> **SHORT PROBLEM**: Find every line with the word "frac" and report how many there are, without any other text.

> **RECORDS FOR THIS EXERCISE**:
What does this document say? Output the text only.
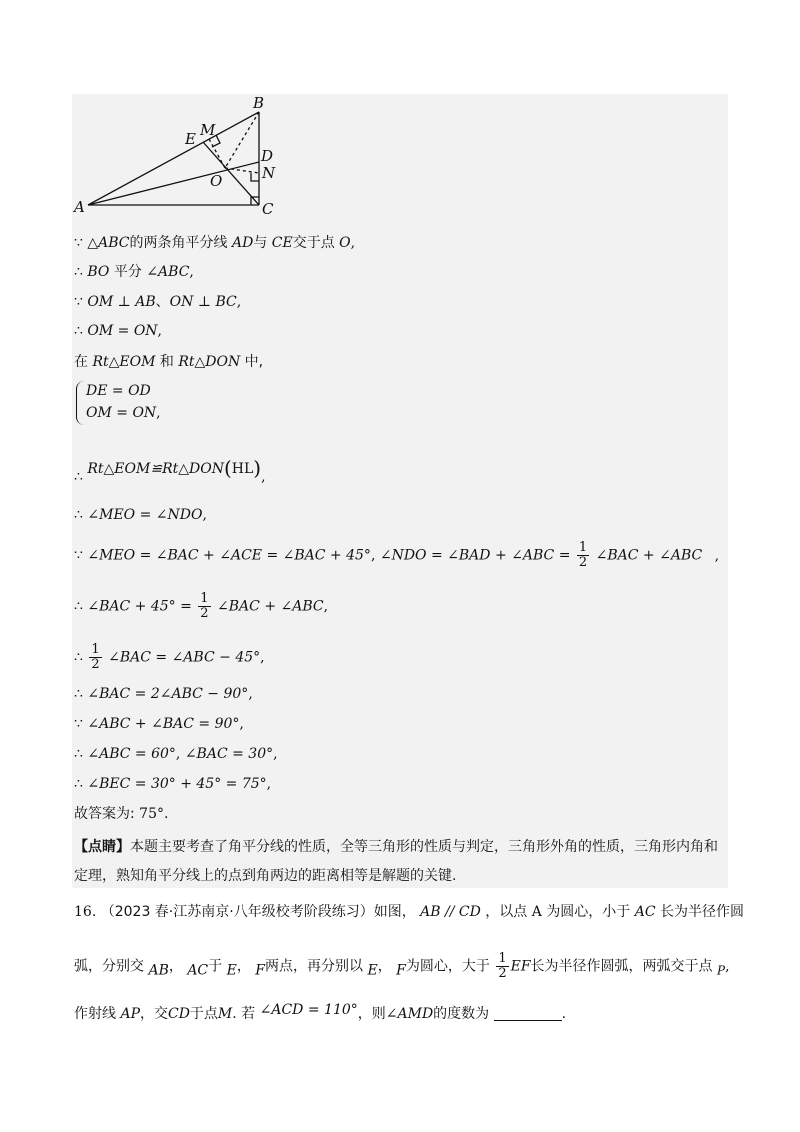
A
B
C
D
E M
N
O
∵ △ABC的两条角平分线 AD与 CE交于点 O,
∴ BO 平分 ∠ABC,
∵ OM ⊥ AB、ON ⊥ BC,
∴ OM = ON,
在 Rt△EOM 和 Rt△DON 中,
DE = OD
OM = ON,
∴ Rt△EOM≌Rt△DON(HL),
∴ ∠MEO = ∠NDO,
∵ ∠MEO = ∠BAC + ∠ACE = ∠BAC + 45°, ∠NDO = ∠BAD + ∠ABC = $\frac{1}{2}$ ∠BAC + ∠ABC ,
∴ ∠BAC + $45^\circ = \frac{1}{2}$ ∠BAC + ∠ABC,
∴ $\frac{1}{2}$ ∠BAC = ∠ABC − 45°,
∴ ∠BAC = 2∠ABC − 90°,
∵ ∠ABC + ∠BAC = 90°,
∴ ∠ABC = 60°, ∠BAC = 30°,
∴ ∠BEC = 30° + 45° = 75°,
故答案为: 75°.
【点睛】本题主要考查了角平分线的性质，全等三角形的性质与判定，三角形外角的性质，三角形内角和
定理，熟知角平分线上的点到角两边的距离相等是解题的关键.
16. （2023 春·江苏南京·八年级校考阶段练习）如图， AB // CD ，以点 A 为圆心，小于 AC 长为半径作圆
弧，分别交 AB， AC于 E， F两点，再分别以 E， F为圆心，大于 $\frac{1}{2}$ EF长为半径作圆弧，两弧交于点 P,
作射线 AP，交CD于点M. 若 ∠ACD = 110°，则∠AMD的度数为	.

> **FINISHED TASK**: 4